## Task description:
Restate the records below word for word, and omit the images they hold.

Records from a data collection:
--------------------

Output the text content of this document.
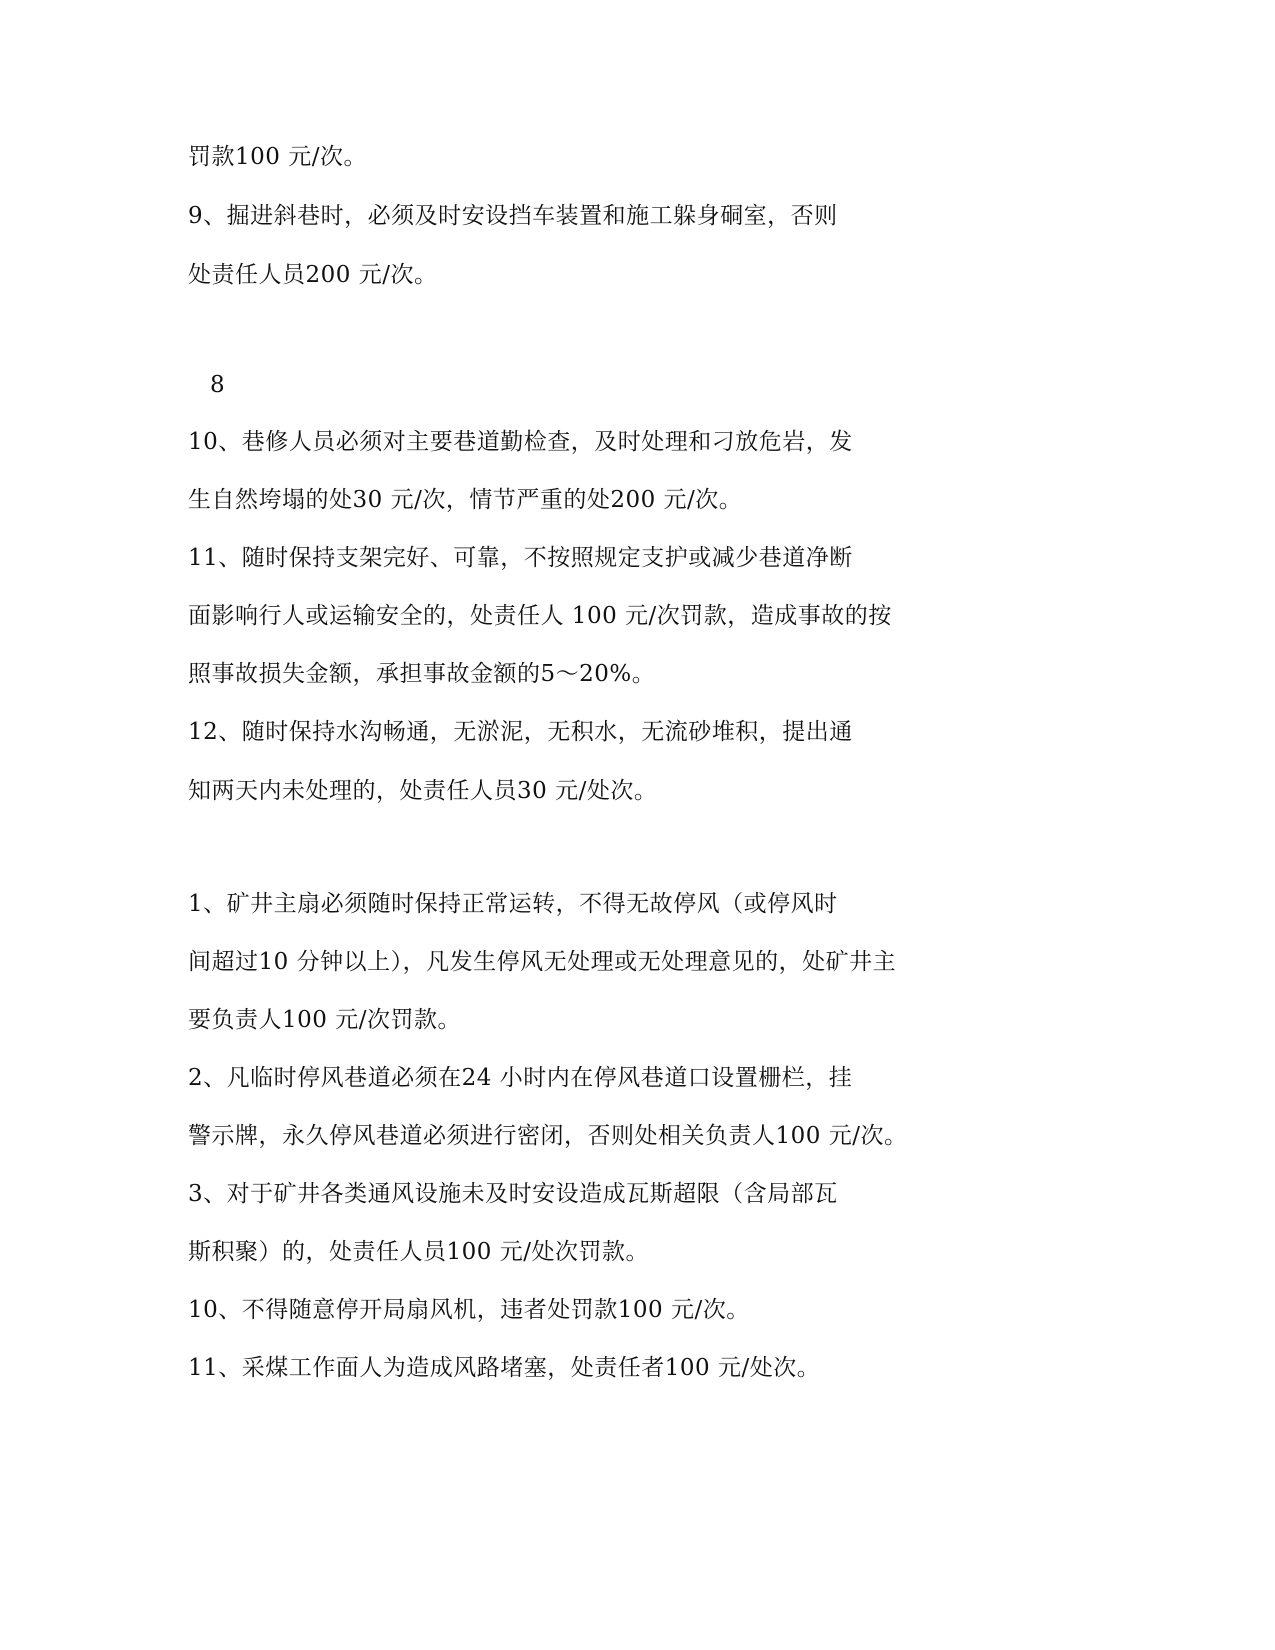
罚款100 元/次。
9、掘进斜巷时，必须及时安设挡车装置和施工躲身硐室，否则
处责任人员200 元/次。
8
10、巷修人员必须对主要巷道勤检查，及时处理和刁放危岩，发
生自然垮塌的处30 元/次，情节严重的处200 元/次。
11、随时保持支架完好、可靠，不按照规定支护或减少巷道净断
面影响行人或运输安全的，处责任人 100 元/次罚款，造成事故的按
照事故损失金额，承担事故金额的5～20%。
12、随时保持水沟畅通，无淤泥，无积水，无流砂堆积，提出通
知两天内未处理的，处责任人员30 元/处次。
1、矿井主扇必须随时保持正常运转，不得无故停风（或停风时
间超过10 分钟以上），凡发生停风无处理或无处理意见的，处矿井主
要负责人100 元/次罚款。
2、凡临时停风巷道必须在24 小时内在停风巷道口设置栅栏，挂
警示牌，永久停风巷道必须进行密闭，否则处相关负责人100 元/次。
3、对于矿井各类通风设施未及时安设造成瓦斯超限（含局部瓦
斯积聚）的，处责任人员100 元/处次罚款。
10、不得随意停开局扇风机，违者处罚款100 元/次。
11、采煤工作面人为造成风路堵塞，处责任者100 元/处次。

--------------------

## Correct result:
Output the text content of this document.
罚款100 元/次。
9、掘进斜巷时，必须及时安设挡车装置和施工躲身硐室，否则
处责任人员200 元/次。
8
10、巷修人员必须对主要巷道勤检查，及时处理和刁放危岩，发
生自然垮塌的处30 元/次，情节严重的处200 元/次。
11、随时保持支架完好、可靠，不按照规定支护或减少巷道净断
面影响行人或运输安全的，处责任人 100 元/次罚款，造成事故的按
照事故损失金额，承担事故金额的5～20%。
12、随时保持水沟畅通，无淤泥，无积水，无流砂堆积，提出通
知两天内未处理的，处责任人员30 元/处次。
1、矿井主扇必须随时保持正常运转，不得无故停风（或停风时
间超过10 分钟以上），凡发生停风无处理或无处理意见的，处矿井主
要负责人100 元/次罚款。
2、凡临时停风巷道必须在24 小时内在停风巷道口设置栅栏，挂
警示牌，永久停风巷道必须进行密闭，否则处相关负责人100 元/次。
3、对于矿井各类通风设施未及时安设造成瓦斯超限（含局部瓦
斯积聚）的，处责任人员100 元/处次罚款。
10、不得随意停开局扇风机，违者处罚款100 元/次。
11、采煤工作面人为造成风路堵塞，处责任者100 元/处次。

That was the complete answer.